▸ **Task to carry out**
Copy each line of the material in which the word "separator" appears.

-*-

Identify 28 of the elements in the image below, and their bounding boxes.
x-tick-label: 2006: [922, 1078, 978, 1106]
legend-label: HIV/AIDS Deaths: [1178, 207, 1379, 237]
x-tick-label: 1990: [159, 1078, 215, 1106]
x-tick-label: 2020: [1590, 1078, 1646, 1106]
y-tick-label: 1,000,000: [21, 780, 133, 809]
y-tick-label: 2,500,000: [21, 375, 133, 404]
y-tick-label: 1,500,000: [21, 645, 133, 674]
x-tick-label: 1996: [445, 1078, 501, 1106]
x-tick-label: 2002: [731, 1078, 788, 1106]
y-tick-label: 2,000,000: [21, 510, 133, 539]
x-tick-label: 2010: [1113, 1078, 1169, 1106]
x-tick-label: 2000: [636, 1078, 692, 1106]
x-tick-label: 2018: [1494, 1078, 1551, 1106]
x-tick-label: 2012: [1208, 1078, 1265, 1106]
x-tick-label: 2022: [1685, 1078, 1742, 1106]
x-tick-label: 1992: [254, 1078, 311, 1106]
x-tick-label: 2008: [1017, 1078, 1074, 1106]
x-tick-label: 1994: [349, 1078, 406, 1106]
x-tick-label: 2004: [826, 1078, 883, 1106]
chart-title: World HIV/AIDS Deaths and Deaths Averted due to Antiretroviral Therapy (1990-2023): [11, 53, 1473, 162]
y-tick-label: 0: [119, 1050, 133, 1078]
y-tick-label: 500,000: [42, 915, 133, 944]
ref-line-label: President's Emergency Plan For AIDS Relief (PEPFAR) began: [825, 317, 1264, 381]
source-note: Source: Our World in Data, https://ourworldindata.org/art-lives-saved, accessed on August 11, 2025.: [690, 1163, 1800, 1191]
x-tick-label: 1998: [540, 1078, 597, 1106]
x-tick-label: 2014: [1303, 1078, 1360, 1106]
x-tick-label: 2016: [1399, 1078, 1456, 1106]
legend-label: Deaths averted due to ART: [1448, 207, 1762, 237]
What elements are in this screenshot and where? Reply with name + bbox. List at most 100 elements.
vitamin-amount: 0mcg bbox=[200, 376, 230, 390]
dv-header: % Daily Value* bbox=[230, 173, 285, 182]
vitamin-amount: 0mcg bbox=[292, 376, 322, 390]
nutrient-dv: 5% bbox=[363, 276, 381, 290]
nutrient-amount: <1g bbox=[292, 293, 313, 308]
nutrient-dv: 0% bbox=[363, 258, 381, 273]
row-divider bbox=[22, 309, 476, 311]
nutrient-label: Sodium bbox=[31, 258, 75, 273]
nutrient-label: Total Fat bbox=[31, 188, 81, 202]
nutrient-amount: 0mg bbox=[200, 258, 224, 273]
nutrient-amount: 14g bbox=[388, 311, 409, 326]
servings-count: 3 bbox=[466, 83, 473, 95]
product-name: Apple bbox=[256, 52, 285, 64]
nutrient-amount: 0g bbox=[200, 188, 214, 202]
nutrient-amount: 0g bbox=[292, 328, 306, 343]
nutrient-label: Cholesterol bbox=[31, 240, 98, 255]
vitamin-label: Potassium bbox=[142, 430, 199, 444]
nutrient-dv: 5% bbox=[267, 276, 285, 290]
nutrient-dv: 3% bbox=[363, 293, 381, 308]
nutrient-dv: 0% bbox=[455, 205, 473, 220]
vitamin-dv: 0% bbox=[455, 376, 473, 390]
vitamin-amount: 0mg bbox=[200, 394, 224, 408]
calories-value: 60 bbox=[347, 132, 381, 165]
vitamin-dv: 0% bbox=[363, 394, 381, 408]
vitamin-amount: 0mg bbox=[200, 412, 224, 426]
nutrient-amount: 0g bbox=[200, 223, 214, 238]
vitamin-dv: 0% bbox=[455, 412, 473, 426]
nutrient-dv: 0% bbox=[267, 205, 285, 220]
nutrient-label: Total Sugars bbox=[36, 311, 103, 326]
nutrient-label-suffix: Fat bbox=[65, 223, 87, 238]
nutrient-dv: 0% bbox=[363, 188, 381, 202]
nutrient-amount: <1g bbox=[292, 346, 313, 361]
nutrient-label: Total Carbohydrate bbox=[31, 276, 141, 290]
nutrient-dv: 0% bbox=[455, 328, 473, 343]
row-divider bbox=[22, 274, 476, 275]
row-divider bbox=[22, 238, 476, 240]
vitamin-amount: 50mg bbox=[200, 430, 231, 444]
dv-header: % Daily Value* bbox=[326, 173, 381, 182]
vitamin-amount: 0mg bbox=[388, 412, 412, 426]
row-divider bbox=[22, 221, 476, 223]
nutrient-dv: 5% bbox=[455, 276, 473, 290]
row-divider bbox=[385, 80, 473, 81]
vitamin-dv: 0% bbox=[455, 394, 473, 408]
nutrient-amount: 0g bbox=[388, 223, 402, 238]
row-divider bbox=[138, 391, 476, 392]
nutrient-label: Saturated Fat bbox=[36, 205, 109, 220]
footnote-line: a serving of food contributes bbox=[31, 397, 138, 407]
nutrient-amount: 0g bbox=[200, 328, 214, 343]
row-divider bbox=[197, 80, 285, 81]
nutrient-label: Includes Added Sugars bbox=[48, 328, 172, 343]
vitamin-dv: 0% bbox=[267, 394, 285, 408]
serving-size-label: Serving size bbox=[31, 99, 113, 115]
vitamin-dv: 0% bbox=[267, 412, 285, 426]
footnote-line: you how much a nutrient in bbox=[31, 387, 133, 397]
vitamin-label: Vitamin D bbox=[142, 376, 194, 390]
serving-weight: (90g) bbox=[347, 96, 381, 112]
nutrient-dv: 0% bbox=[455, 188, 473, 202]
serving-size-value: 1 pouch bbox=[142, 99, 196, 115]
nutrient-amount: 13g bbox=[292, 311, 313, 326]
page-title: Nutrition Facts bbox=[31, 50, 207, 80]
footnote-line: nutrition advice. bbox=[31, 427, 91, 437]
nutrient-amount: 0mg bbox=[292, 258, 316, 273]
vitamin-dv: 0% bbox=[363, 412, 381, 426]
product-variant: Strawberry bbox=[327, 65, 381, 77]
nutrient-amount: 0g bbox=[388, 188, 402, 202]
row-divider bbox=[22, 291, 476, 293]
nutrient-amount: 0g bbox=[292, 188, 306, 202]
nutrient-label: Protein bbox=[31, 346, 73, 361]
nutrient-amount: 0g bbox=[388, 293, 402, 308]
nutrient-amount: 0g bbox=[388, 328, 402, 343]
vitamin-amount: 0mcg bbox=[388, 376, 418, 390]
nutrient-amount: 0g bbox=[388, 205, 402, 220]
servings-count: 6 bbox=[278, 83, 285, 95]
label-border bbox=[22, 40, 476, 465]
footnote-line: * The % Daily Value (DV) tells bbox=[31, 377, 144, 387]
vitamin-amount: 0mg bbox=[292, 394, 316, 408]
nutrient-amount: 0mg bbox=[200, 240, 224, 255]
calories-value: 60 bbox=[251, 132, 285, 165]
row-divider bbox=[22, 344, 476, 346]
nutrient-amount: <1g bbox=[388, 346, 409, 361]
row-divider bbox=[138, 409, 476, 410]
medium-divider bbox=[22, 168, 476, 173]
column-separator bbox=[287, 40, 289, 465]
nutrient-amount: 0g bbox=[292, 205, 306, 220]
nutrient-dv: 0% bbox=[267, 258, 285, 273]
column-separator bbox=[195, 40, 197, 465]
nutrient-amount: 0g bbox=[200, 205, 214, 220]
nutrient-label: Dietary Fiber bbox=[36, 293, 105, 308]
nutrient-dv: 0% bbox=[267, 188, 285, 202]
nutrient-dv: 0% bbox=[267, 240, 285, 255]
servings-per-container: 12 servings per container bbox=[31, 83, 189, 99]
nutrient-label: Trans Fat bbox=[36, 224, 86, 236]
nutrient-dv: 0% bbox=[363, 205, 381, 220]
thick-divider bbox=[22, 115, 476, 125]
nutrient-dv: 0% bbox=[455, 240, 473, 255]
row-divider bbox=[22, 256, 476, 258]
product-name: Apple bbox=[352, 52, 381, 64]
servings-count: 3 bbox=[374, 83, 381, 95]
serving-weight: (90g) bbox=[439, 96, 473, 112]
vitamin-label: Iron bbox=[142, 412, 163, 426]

-*-

▸ **Response for this exercise**
column-separator bbox=[287, 40, 289, 465]
column-separator bbox=[195, 40, 197, 465]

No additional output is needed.